== The task ==
Copy the records verbatim from the first line through the line containing "650, 1394, 669]", including both of those lines.

/---

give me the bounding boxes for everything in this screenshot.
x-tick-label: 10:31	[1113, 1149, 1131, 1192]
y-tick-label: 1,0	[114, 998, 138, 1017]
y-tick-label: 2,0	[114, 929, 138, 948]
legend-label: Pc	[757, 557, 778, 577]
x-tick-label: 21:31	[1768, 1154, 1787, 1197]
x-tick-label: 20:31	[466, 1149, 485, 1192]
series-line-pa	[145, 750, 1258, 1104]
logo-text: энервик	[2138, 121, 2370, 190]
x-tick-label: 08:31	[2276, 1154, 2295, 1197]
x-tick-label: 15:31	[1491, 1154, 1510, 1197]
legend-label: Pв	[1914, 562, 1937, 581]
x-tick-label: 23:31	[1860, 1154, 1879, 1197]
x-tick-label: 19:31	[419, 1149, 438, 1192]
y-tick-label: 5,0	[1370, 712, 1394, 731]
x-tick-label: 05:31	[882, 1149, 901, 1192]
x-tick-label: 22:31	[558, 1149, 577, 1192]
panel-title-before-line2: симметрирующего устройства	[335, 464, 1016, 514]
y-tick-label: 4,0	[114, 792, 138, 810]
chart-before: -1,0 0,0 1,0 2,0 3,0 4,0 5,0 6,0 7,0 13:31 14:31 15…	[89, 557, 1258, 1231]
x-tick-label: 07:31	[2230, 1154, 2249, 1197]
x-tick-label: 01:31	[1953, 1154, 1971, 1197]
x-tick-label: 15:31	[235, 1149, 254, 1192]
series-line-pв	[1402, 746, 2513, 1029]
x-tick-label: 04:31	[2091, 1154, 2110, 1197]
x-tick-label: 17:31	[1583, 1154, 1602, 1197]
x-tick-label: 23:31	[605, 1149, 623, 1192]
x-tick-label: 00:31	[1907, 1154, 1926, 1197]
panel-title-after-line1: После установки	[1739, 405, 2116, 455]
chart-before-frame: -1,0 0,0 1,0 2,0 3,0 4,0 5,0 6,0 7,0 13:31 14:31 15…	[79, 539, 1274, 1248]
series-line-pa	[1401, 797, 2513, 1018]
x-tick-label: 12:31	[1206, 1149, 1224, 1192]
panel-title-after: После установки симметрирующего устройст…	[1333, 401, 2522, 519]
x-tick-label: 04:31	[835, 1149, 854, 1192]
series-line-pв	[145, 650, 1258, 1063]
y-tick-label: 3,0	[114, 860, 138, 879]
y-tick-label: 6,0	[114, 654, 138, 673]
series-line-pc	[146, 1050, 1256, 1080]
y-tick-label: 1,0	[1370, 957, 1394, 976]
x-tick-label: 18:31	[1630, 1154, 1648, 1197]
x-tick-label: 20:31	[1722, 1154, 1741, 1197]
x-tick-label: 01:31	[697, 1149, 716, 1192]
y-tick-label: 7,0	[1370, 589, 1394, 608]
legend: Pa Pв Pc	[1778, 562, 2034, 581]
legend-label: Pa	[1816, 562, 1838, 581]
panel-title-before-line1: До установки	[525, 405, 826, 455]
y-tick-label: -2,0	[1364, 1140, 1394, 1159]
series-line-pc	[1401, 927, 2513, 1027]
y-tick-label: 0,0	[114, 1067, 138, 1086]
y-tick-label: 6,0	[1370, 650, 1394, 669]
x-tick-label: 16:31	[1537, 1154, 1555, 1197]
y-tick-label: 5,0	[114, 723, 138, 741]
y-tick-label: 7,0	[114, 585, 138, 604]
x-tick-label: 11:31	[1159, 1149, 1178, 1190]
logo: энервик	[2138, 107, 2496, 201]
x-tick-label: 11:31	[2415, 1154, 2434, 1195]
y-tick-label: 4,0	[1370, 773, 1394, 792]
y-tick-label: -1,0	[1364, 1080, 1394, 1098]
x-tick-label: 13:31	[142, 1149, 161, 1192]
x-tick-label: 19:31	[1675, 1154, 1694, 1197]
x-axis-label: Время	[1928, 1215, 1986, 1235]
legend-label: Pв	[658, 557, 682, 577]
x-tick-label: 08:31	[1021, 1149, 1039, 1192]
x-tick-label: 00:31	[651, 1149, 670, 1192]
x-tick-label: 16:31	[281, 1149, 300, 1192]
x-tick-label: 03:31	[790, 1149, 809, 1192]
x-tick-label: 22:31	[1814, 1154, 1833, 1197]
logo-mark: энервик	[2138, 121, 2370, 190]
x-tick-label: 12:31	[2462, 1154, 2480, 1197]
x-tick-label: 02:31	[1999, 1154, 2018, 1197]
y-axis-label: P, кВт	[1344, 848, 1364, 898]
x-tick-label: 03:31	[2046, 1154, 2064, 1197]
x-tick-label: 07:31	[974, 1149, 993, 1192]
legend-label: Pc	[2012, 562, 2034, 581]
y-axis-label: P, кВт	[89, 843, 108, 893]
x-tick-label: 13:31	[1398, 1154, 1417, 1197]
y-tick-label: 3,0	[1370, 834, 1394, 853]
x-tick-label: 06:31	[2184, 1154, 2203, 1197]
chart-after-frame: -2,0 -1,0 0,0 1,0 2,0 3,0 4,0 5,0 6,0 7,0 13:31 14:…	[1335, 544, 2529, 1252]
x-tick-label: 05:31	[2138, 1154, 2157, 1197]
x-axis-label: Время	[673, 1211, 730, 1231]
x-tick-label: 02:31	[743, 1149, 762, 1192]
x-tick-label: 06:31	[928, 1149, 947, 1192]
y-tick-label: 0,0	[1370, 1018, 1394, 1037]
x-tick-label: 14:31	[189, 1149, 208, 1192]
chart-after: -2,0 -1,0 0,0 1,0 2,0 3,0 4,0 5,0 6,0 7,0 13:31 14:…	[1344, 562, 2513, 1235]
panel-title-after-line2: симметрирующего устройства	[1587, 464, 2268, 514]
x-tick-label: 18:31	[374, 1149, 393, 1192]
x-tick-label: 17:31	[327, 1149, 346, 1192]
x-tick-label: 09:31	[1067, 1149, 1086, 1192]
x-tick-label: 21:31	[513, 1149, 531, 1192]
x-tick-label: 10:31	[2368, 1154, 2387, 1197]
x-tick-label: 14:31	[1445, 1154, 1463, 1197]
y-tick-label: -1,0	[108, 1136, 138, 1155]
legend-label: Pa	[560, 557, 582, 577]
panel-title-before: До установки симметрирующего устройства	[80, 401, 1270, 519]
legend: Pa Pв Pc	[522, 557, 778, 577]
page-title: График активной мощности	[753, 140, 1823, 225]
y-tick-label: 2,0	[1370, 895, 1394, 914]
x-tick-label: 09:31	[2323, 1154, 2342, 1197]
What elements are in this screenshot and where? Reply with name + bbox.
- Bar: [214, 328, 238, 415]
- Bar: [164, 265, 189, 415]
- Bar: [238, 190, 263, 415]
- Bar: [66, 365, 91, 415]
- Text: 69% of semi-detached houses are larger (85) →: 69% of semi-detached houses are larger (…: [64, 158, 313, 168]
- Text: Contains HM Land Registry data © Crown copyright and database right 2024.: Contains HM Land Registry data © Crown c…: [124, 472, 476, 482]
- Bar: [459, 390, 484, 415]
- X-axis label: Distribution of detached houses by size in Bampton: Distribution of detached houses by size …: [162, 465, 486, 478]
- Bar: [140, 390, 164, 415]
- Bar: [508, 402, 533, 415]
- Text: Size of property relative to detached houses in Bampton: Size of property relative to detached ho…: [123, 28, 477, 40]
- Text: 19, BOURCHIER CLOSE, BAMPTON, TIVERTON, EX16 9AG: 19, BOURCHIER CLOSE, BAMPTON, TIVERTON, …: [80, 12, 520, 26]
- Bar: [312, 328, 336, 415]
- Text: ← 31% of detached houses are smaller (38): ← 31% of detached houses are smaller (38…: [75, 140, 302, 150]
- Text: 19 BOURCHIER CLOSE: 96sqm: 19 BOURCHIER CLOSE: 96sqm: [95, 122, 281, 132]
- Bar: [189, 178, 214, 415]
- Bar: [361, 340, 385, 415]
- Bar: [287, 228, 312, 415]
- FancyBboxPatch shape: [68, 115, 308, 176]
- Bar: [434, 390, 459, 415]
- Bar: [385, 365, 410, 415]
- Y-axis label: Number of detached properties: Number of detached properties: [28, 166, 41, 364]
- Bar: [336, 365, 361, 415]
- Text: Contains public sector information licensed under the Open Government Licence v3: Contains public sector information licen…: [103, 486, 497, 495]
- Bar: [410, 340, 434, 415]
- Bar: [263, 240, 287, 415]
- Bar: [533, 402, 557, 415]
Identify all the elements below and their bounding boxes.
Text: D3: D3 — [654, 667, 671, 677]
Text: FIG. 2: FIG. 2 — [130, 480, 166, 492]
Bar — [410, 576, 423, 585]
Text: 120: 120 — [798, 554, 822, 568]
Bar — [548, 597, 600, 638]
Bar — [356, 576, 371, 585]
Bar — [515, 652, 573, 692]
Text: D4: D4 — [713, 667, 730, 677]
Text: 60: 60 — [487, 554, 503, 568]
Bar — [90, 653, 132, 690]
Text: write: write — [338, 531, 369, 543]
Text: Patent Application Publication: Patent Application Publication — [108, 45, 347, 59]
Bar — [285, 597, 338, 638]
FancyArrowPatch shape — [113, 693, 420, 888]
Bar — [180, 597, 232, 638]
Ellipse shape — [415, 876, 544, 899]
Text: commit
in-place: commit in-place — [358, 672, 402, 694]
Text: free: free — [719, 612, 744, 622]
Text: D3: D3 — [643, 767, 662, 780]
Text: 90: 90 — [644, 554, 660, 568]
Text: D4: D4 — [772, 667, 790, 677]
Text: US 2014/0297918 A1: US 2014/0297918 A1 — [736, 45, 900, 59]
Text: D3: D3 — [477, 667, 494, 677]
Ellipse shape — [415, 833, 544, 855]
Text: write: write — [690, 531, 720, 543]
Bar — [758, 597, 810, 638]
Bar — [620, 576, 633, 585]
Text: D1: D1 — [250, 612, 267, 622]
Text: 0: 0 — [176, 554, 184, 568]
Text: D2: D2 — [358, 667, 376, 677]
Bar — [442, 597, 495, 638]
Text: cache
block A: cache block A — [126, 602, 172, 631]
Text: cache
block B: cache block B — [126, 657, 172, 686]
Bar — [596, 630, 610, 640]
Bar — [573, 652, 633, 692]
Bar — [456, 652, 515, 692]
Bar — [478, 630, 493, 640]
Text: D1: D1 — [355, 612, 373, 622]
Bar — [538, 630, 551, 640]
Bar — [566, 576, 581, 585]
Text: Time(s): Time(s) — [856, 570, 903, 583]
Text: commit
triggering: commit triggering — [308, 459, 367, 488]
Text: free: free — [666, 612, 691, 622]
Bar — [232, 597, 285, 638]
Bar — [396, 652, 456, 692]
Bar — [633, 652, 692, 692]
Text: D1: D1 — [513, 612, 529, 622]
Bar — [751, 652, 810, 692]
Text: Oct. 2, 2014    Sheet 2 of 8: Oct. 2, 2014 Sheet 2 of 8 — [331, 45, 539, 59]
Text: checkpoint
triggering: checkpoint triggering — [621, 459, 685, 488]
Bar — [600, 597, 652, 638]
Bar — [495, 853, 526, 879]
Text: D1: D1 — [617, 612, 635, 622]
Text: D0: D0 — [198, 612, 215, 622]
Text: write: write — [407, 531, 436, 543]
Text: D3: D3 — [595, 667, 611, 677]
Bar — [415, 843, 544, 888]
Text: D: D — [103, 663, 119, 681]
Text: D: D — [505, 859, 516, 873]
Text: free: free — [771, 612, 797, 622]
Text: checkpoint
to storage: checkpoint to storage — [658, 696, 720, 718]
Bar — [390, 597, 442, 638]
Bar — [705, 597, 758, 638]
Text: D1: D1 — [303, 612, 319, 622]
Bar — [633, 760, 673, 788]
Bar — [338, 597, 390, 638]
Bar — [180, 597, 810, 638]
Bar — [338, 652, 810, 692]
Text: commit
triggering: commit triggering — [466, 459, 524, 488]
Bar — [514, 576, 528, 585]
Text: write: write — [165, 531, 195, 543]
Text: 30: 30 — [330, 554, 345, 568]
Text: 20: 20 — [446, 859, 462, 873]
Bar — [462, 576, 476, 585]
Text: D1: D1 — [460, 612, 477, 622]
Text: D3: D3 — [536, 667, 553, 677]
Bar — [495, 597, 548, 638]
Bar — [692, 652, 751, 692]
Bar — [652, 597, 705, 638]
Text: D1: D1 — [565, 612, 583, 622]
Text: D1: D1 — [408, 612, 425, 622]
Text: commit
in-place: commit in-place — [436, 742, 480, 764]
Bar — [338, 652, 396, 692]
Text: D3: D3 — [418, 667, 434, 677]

\---

== Final result ==
give me the bounding boxes for everything in this screenshot.
x-tick-label: 10:31	[1113, 1149, 1131, 1192]
y-tick-label: 1,0	[114, 998, 138, 1017]
y-tick-label: 2,0	[114, 929, 138, 948]
legend-label: Pc	[757, 557, 778, 577]
x-tick-label: 21:31	[1768, 1154, 1787, 1197]
x-tick-label: 20:31	[466, 1149, 485, 1192]
series-line-pa	[145, 750, 1258, 1104]
logo-text: энервик	[2138, 121, 2370, 190]
x-tick-label: 08:31	[2276, 1154, 2295, 1197]
x-tick-label: 15:31	[1491, 1154, 1510, 1197]
legend-label: Pв	[1914, 562, 1937, 581]
x-tick-label: 23:31	[1860, 1154, 1879, 1197]
x-tick-label: 19:31	[419, 1149, 438, 1192]
y-tick-label: 5,0	[1370, 712, 1394, 731]
x-tick-label: 05:31	[882, 1149, 901, 1192]
x-tick-label: 22:31	[558, 1149, 577, 1192]
panel-title-before-line2: симметрирующего устройства	[335, 464, 1016, 514]
y-tick-label: 4,0	[114, 792, 138, 810]
chart-before: -1,0 0,0 1,0 2,0 3,0 4,0 5,0 6,0 7,0 13:31 14:31 15…	[89, 557, 1258, 1231]
x-tick-label: 07:31	[2230, 1154, 2249, 1197]
x-tick-label: 01:31	[1953, 1154, 1971, 1197]
x-tick-label: 15:31	[235, 1149, 254, 1192]
series-line-pв	[1402, 746, 2513, 1029]
x-tick-label: 04:31	[2091, 1154, 2110, 1197]
x-tick-label: 17:31	[1583, 1154, 1602, 1197]
x-tick-label: 23:31	[605, 1149, 623, 1192]
x-tick-label: 00:31	[1907, 1154, 1926, 1197]
panel-title-after-line1: После установки	[1739, 405, 2116, 455]
chart-before-frame: -1,0 0,0 1,0 2,0 3,0 4,0 5,0 6,0 7,0 13:31 14:31 15…	[79, 539, 1274, 1248]
series-line-pa	[1401, 797, 2513, 1018]
x-tick-label: 12:31	[1206, 1149, 1224, 1192]
panel-title-after: После установки симметрирующего устройст…	[1333, 401, 2522, 519]
x-tick-label: 04:31	[835, 1149, 854, 1192]
series-line-pв	[145, 650, 1258, 1063]
y-tick-label: 3,0	[114, 860, 138, 879]
y-tick-label: 6,0	[114, 654, 138, 673]
series-line-pc	[146, 1050, 1256, 1080]
y-tick-label: 1,0	[1370, 957, 1394, 976]
x-tick-label: 18:31	[1630, 1154, 1648, 1197]
x-tick-label: 20:31	[1722, 1154, 1741, 1197]
x-tick-label: 01:31	[697, 1149, 716, 1192]
y-tick-label: 7,0	[1370, 589, 1394, 608]
legend: Pa Pв Pc	[1778, 562, 2034, 581]
legend-label: Pa	[1816, 562, 1838, 581]
panel-title-before-line1: До установки	[525, 405, 826, 455]
y-tick-label: -2,0	[1364, 1140, 1394, 1159]
series-line-pc	[1401, 927, 2513, 1027]
y-tick-label: 0,0	[114, 1067, 138, 1086]
y-tick-label: 6,0	[1370, 650, 1394, 669]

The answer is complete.